_SET TASK_: Which lines hold the word "ylabel"? Copy each of them from the material.

_RECORDS FOR PROCESSING_:
▶

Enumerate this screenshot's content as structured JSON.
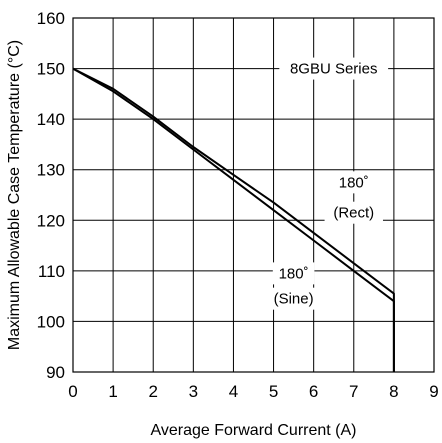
{
  "chart_data": {
    "type": "line",
    "title": "",
    "xlabel": "Average Forward Current (A)",
    "ylabel": "Maximum Allowable Case Temperature (°C)",
    "xlim": [
      0,
      9
    ],
    "ylim": [
      90,
      160
    ],
    "x_ticks": [
      "0",
      "1",
      "2",
      "3",
      "4",
      "5",
      "6",
      "7",
      "8",
      "9"
    ],
    "y_ticks": [
      "90",
      "100",
      "110",
      "120",
      "130",
      "140",
      "150",
      "160"
    ],
    "grid": true,
    "series": [
      {
        "name": "180° (Rect)",
        "x": [
          0,
          1,
          2,
          3,
          4,
          5,
          6,
          7,
          8,
          8
        ],
        "y": [
          150,
          146,
          140.5,
          134.5,
          129,
          123.5,
          117.5,
          111.5,
          105.5,
          90
        ]
      },
      {
        "name": "180° (Sine)",
        "x": [
          0,
          1,
          2,
          3,
          4,
          5,
          6,
          7,
          8,
          8
        ],
        "y": [
          150,
          145.5,
          140,
          134,
          128,
          122,
          116,
          110,
          104,
          90
        ]
      }
    ],
    "annotations": [
      {
        "text": "8GBU  Series",
        "x": 6.5,
        "y": 150
      },
      {
        "text": "180˚",
        "x": 7,
        "y": 127.5
      },
      {
        "text": "(Rect)",
        "x": 7,
        "y": 121.5
      },
      {
        "text": "180˚",
        "x": 5.5,
        "y": 109.5
      },
      {
        "text": "(Sine)",
        "x": 5.5,
        "y": 104.5
      }
    ]
  }
}
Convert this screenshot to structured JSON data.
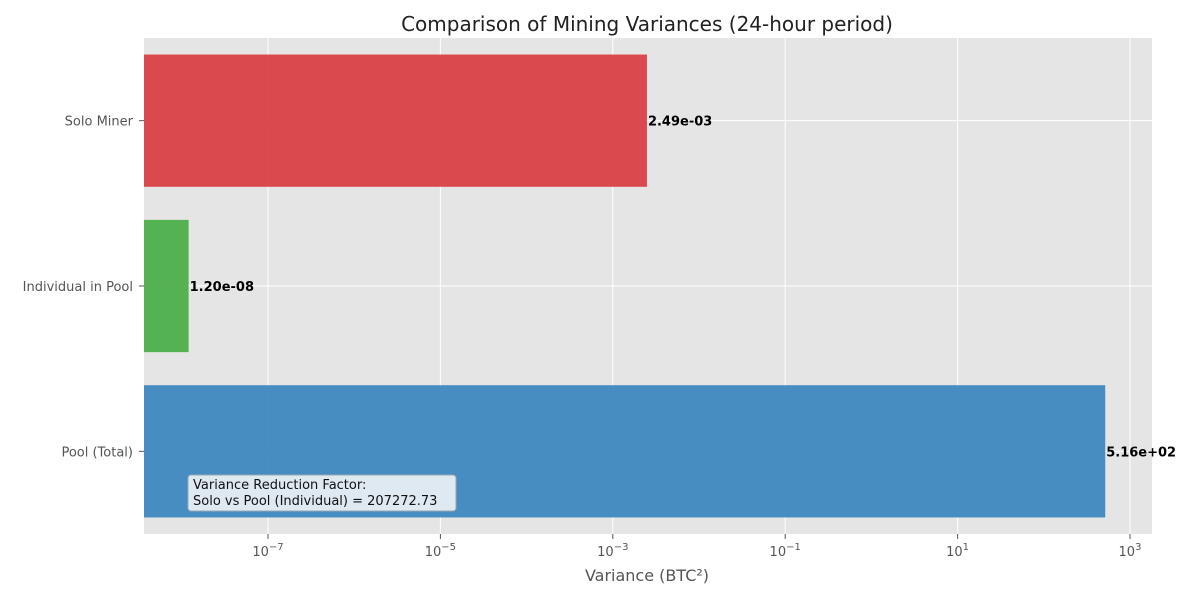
{
  "chart_data": {
    "type": "bar",
    "orientation": "horizontal",
    "title": "Comparison of Mining Variances (24-hour period)",
    "xlabel": "Variance (BTC²)",
    "ylabel": "",
    "xscale": "log",
    "xlim": [
      4e-09,
      1500
    ],
    "grid": true,
    "categories": [
      "Pool (Total)",
      "Individual in Pool",
      "Solo Miner"
    ],
    "values": [
      516,
      1.2e-08,
      0.00249
    ],
    "value_labels": [
      "5.16e+02",
      "1.20e-08",
      "2.49e-03"
    ],
    "colors": [
      "#3f88c0",
      "#4daf4a",
      "#d94045"
    ],
    "x_ticks": [
      {
        "base": "10",
        "exp": "−7",
        "value": 1e-07
      },
      {
        "base": "10",
        "exp": "−5",
        "value": 1e-05
      },
      {
        "base": "10",
        "exp": "−3",
        "value": 0.001
      },
      {
        "base": "10",
        "exp": "−1",
        "value": 0.1
      },
      {
        "base": "10",
        "exp": "1",
        "value": 10
      },
      {
        "base": "10",
        "exp": "3",
        "value": 1000
      }
    ],
    "annotation": {
      "lines": [
        "Variance Reduction Factor:",
        "Solo vs Pool (Individual) = 207272.73"
      ]
    }
  }
}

◀

_ANSWER TO THE PROBLEM_:
    "ylabel": "Maximum Allowable Case Temperature (°C)",
    "ylabel": "",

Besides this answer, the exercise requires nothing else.